─── Stored data
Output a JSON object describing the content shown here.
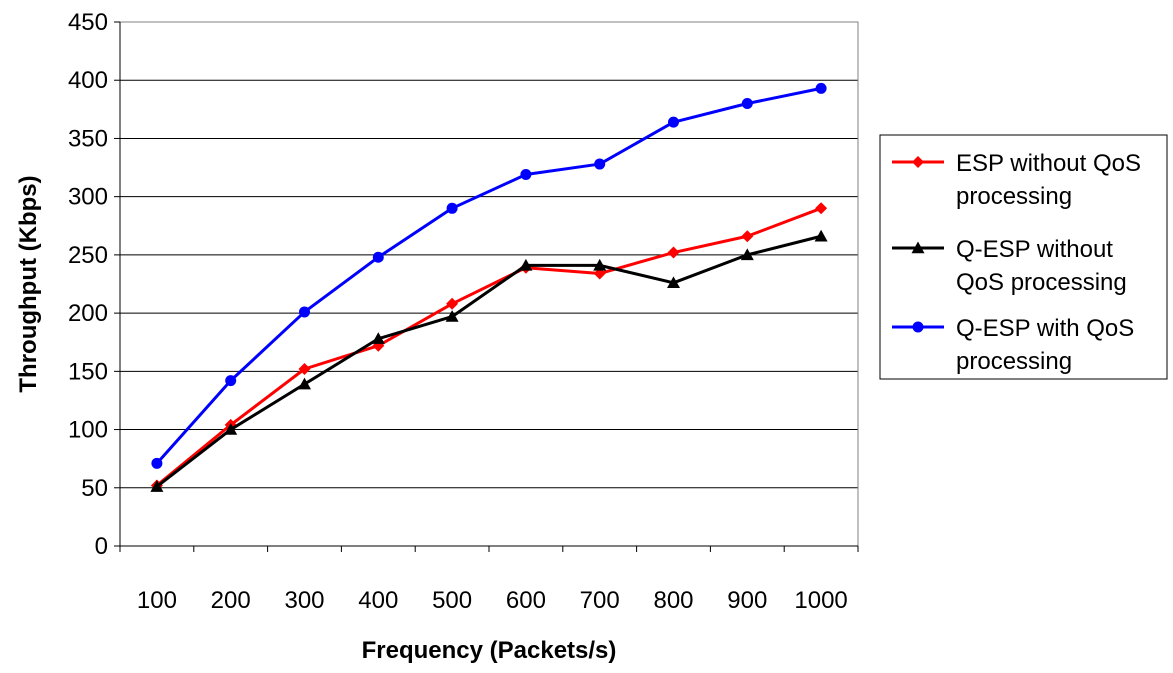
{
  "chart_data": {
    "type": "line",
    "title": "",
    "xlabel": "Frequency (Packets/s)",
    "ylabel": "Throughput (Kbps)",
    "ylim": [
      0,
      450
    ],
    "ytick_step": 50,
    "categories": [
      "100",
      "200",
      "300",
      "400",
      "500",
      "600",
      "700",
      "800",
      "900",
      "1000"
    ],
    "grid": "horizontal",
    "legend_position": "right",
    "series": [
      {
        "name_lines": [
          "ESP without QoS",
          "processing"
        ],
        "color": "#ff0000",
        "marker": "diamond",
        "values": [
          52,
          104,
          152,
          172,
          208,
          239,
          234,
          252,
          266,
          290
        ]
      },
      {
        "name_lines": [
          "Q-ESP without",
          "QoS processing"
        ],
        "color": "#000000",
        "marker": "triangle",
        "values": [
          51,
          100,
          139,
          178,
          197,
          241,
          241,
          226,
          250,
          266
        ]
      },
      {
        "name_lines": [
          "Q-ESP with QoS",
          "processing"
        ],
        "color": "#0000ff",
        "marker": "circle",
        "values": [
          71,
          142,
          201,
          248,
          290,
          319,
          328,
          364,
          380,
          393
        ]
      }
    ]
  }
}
──────
Repeat the material above verbatim. Leave the pictures behind.

Output a JSON object describing the content shown here.
{
  "chart_data": {
    "type": "line",
    "title": "",
    "xlabel": "Frequency (Packets/s)",
    "ylabel": "Throughput (Kbps)",
    "ylim": [
      0,
      450
    ],
    "ytick_step": 50,
    "categories": [
      "100",
      "200",
      "300",
      "400",
      "500",
      "600",
      "700",
      "800",
      "900",
      "1000"
    ],
    "grid": "horizontal",
    "legend_position": "right",
    "series": [
      {
        "name_lines": [
          "ESP without QoS",
          "processing"
        ],
        "color": "#ff0000",
        "marker": "diamond",
        "values": [
          52,
          104,
          152,
          172,
          208,
          239,
          234,
          252,
          266,
          290
        ]
      },
      {
        "name_lines": [
          "Q-ESP without",
          "QoS processing"
        ],
        "color": "#000000",
        "marker": "triangle",
        "values": [
          51,
          100,
          139,
          178,
          197,
          241,
          241,
          226,
          250,
          266
        ]
      },
      {
        "name_lines": [
          "Q-ESP with QoS",
          "processing"
        ],
        "color": "#0000ff",
        "marker": "circle",
        "values": [
          71,
          142,
          201,
          248,
          290,
          319,
          328,
          364,
          380,
          393
        ]
      }
    ]
  }
}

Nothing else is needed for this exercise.